# How many people work for both Lyft & Uber?



## Mindi (Aug 24, 2016)

How many people work for both Lyft & Uber?


----------



## Adieu (Feb 21, 2016)

Uber Select-only
Lyft as my optdown


----------



## DaisyDriver (Jul 25, 2016)

I technically work for both. Demand on Uber is much higher. I don't have the patience required to cope with shenanigans on Lyft. I use it mostly when I am put in the Uber penalty box.


----------



## JimS (Aug 18, 2015)

Tools in the toolbox... If Lyft can be sustainable on its own, I'll commit to Lyft.


----------



## New2This (Dec 27, 2015)

I used to split time between Uber and Lyft.

In D.C. Uber's doing incentives. They're paying more (in some cases a LOT more) and as a result I've been doing my monthly trip to keep my account active.

If Uber drops the incentives I will either do both again, chasing surge/PT or just say screw both & stop altogether


----------



## 58756 (May 30, 2016)

I use Uber only for destination filter here where I am. I want it to take me to places that I am heading so I can get out of traffic and start Lyfting.


----------



## fairsailing (May 16, 2016)

The Uber app has never graced my phone, rider or driver. Part-time Lyft only, and very little this summer. But if Lyft continues to mimic Uber, it may be good bye to ride share driving.


----------



## TheBlank (Aug 28, 2016)

Im signed onto both. I have yet to drive 1 pax for uber. Ive only logged on a few times with 0 rides. In my area, ppl tend to tell me they rather ride with lyft over uber.


----------



## LAbDog65 (Nov 29, 2016)

Uber and Lyft. However in my area, I get very few Lyft rides. Maybe that is because I consistently refuse their requests that are 20-30 minutes away. I use Uber only for destination rides. After about 10 minutes, Lyft will automatically shut you down if they don't get you a destinatiion ride.


----------



## Fritz Duval (Feb 4, 2017)

New2This said:


> I used to split time between Uber and Lyft.
> 
> In D.C. Uber's doing incentives. They're paying more (in some cases a LOT more) and as a result I've been doing my monthly trip to keep my account active.
> 
> If Uber drops the incentives I will either do both again, chasing surge/PT or just say screw both & stop altogether


You dont half to drive monthly with Ubet anymore to stay active. I didnt drive for a year and got no warnings from Uber. Still driving now


----------



## Just Another Uber Drive (Jul 15, 2015)

I do both but I am leaning more toward Lyft as my main app and Uber as my backup app these days. Surges, while present, are short and small and difficult to catch these days in my market. Lyft is offering me little bonuses for completing X number of trips a week and I'm gobbling it up like the ant bait that it is. Meanwhile Uber continues to offer me zero incentives to drive for them.

PROBLEM SET ->
1 > Reproduce the forum thread on driving for both Lyft and Uber word for word, from "Uber and Lyft. However" up to and including "(Feb 4, 2017)".
2 > Pick up the forum thread on driving for both Lyft and Uber after its final post and write what comes next.

STORED DATA ->
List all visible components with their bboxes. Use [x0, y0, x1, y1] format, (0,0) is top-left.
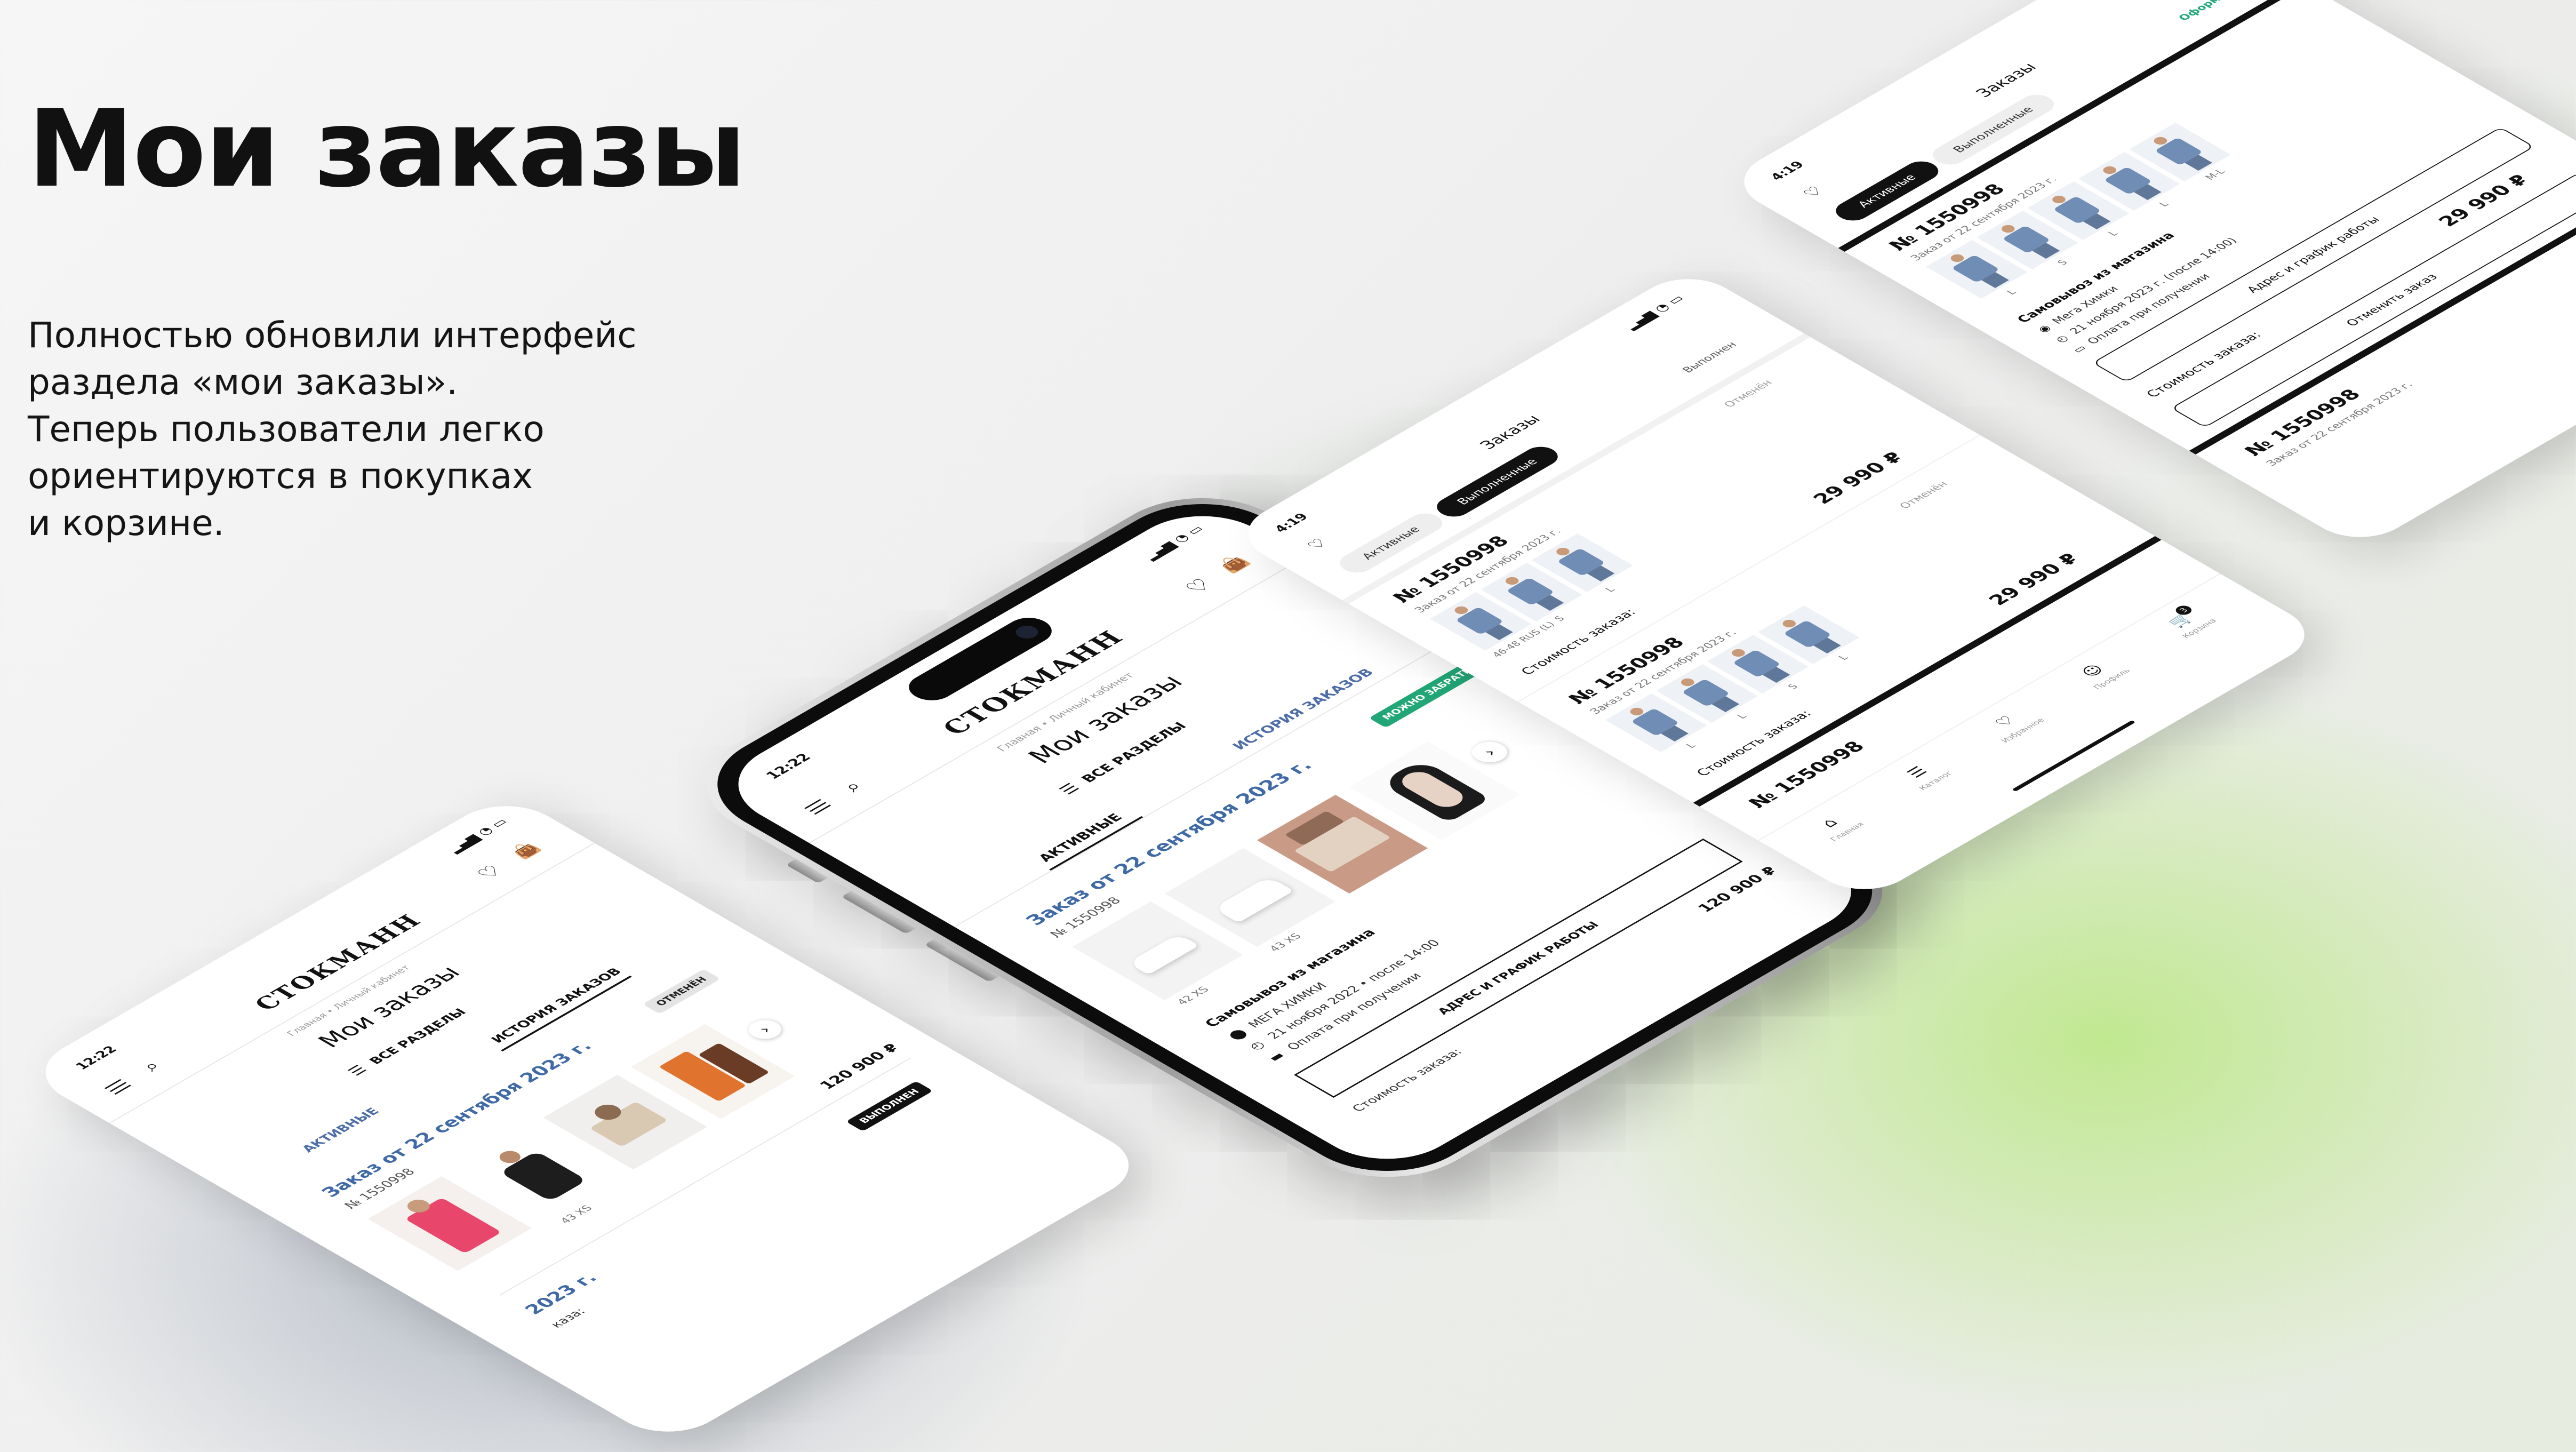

RESPONSES ->
1 >
Uber and Lyft. However in my area, I get very few Lyft rides. Maybe that is because I consistently refuse their requests that are 20-30 minutes away. I use Uber only for destination rides. After about 10 minutes, Lyft will automatically shut you down if they don't get you a destinatiion ride.


----------



## Fritz Duval (Feb 4, 2017)

2 >
As long as I don't have to wear one of those pink ear hats then I shall fly the pink (except at LAX, because Lyft didn't send me a new placard).


----------



## LyftNewbie10 (Apr 19, 2018)

Three weeks w/Lyft, started yesterday with Uber.


----------



## Just Another Uber Drive (Jul 15, 2015)

LyftNewbie10 said:


> Three weeks w/Lyft, started yesterday with Uber.


How are you liking rideshare so far? Are tips good in Seattle?


----------



## LyftNewbie10 (Apr 19, 2018)

Just Another Uber Drive said:


> How are you liking rideshare so far? Are tips good in Seattle?


I like it, thank you. I'm actually closer to Tacoma, but a few of my Lyft rides have ended up in Seattle.

Maybe I'm seeing things through rose-colored glasses (only had 4 rides), but so far, I find that the Uber people are nicer and more understanding than the Lyft people. I have four (4) 5-star ratings so far. 

One of my rides, we had to navigate around two (2) road closures; unfortunately the app wasn't too helpful. But my passengers were helpful, kind and understanding and we eventually arrived at our destination, albeit, a little behind schedule.


----------



## upyouruber (Jul 24, 2017)

Mindi said:


> How many people work for both Lyft & Uber?


Correction: How many of us are exploited/enslaved by Uber/Lyft?


----------



## kc ub'ing! (May 27, 2016)

I do both. To me is silly not to. You’re out n about anyway. It’s like doing dishes. You’re not just gonna wash plates. You’re at the sink anyway, might as well do the silverware too.

They both treat me like a red headed, rented mule so I might as well increase my chances for rides by using both. Sound reasoning I say.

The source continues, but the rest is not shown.